Exclude all pictures, then copy each of the records exactly as written.

── Entries supplied ──

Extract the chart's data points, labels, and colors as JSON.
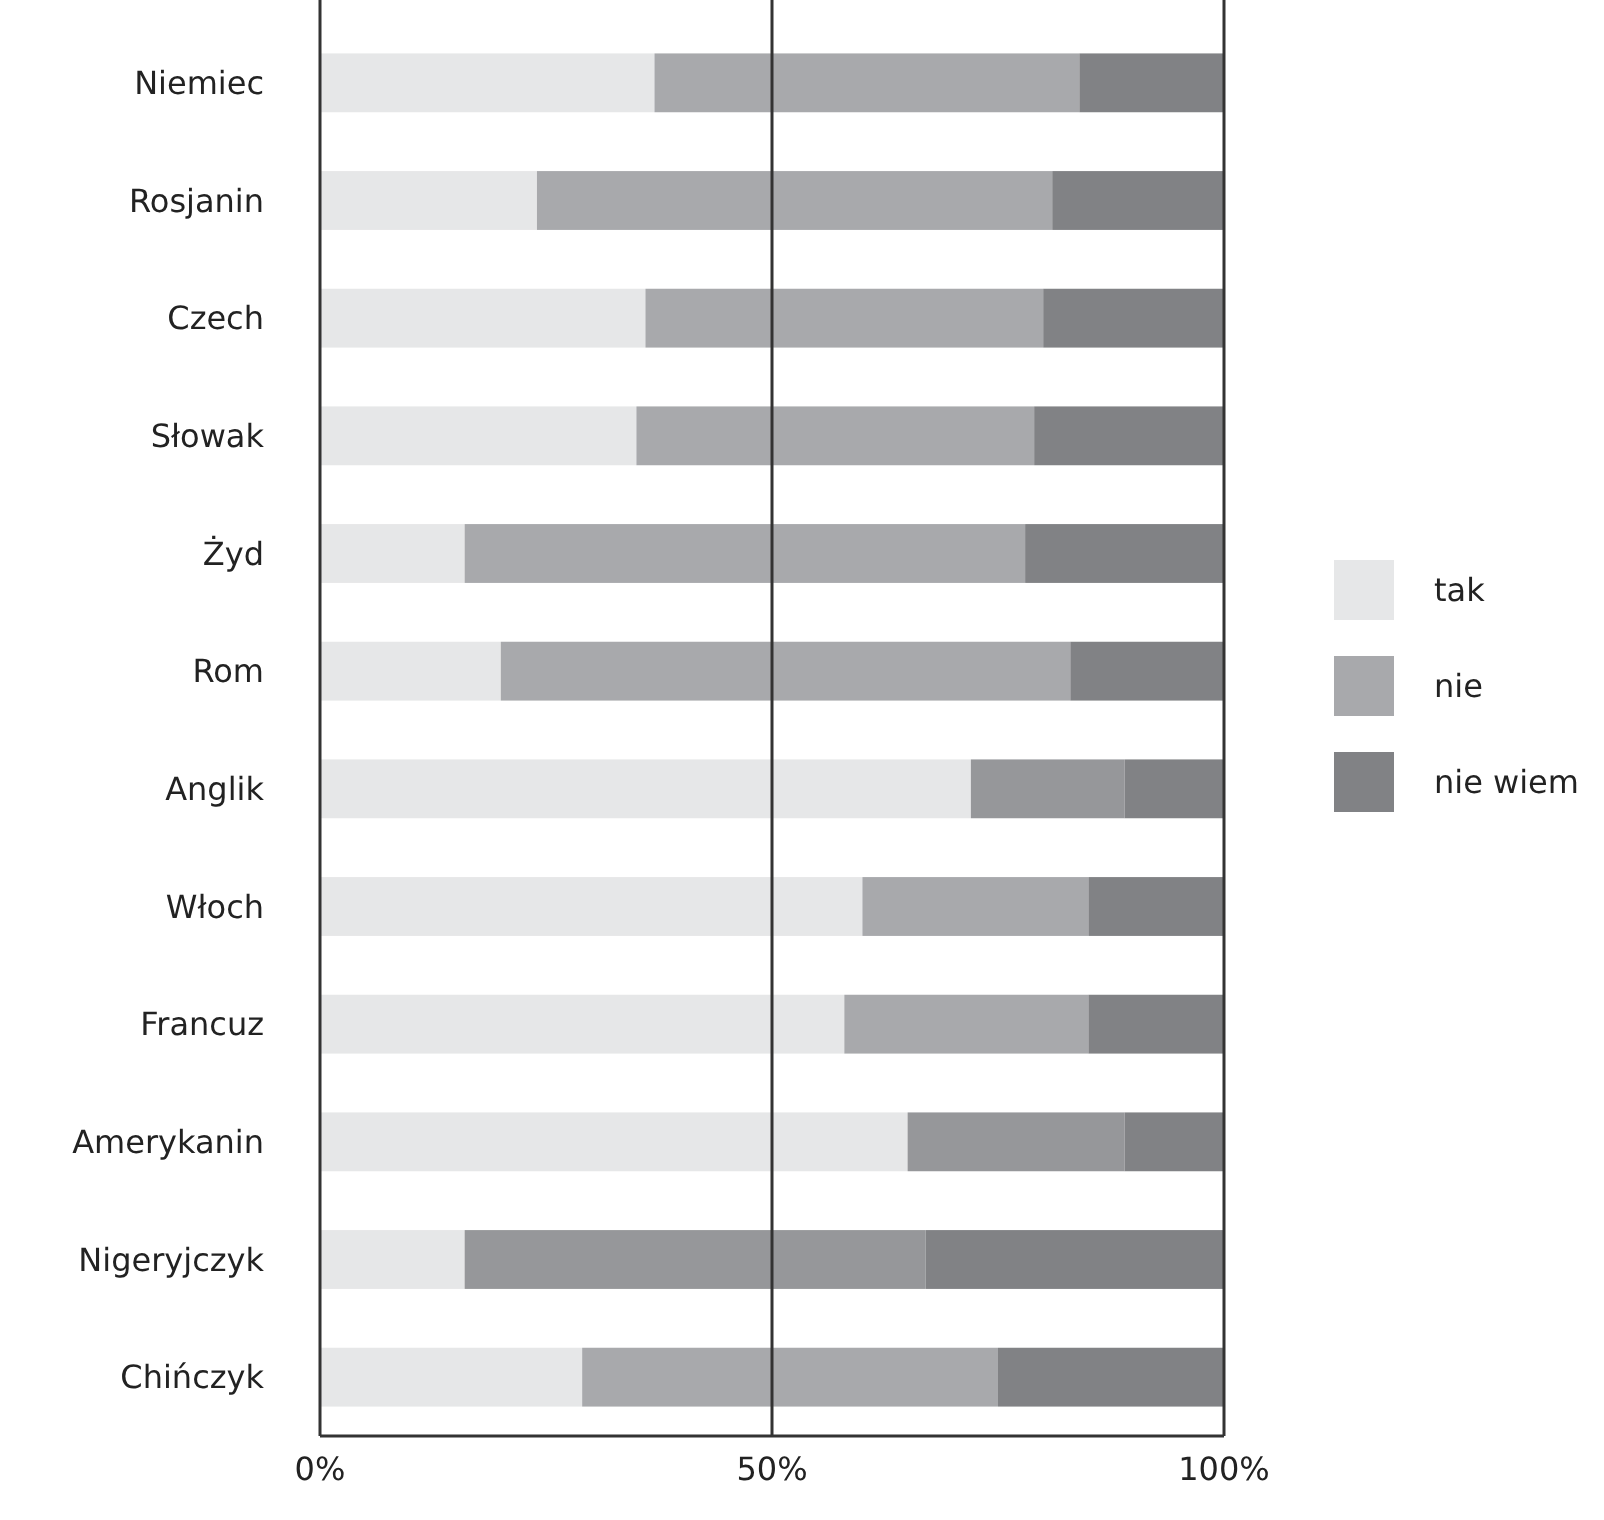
{
  "chart_data": {
    "type": "bar",
    "orientation": "horizontal",
    "stacked": true,
    "categories": [
      "Niemiec",
      "Rosjanin",
      "Czech",
      "Słowak",
      "Żyd",
      "Rom",
      "Anglik",
      "Włoch",
      "Francuz",
      "Amerykanin",
      "Nigeryjczyk",
      "Chińczyk"
    ],
    "series": [
      {
        "name": "tak",
        "color": "#e6e7e8",
        "values": [
          37,
          24,
          36,
          35,
          16,
          20,
          72,
          60,
          58,
          65,
          16,
          29
        ]
      },
      {
        "name": "nie",
        "color": "#a8a9ac",
        "colors": [
          "#a8a9ac",
          "#a8a9ac",
          "#a8a9ac",
          "#a8a9ac",
          "#a8a9ac",
          "#a8a9ac",
          "#96979a",
          "#a8a9ac",
          "#a8a9ac",
          "#96979a",
          "#96979a",
          "#a8a9ac"
        ],
        "values": [
          47,
          57,
          44,
          44,
          62,
          63,
          17,
          25,
          27,
          24,
          51,
          46
        ]
      },
      {
        "name": "nie wiem",
        "color": "#818285",
        "values": [
          16,
          19,
          20,
          21,
          22,
          17,
          11,
          15,
          15,
          11,
          33,
          25
        ]
      }
    ],
    "xlim": [
      0,
      100
    ],
    "xticks": [
      {
        "value": 0,
        "label": "0%"
      },
      {
        "value": 50,
        "label": "50%"
      },
      {
        "value": 100,
        "label": "100%"
      }
    ],
    "grid": "x",
    "legend": "right"
  }
}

───

■ Result of this exercise ■
Extract the chart's data points, labels, and colors as JSON.
{
  "chart_data": {
    "type": "bar",
    "orientation": "horizontal",
    "stacked": true,
    "categories": [
      "Niemiec",
      "Rosjanin",
      "Czech",
      "Słowak",
      "Żyd",
      "Rom",
      "Anglik",
      "Włoch",
      "Francuz",
      "Amerykanin",
      "Nigeryjczyk",
      "Chińczyk"
    ],
    "series": [
      {
        "name": "tak",
        "color": "#e6e7e8",
        "values": [
          37,
          24,
          36,
          35,
          16,
          20,
          72,
          60,
          58,
          65,
          16,
          29
        ]
      },
      {
        "name": "nie",
        "color": "#a8a9ac",
        "colors": [
          "#a8a9ac",
          "#a8a9ac",
          "#a8a9ac",
          "#a8a9ac",
          "#a8a9ac",
          "#a8a9ac",
          "#96979a",
          "#a8a9ac",
          "#a8a9ac",
          "#96979a",
          "#96979a",
          "#a8a9ac"
        ],
        "values": [
          47,
          57,
          44,
          44,
          62,
          63,
          17,
          25,
          27,
          24,
          51,
          46
        ]
      },
      {
        "name": "nie wiem",
        "color": "#818285",
        "values": [
          16,
          19,
          20,
          21,
          22,
          17,
          11,
          15,
          15,
          11,
          33,
          25
        ]
      }
    ],
    "xlim": [
      0,
      100
    ],
    "xticks": [
      {
        "value": 0,
        "label": "0%"
      },
      {
        "value": 50,
        "label": "50%"
      },
      {
        "value": 100,
        "label": "100%"
      }
    ],
    "grid": "x",
    "legend": "right"
  }
}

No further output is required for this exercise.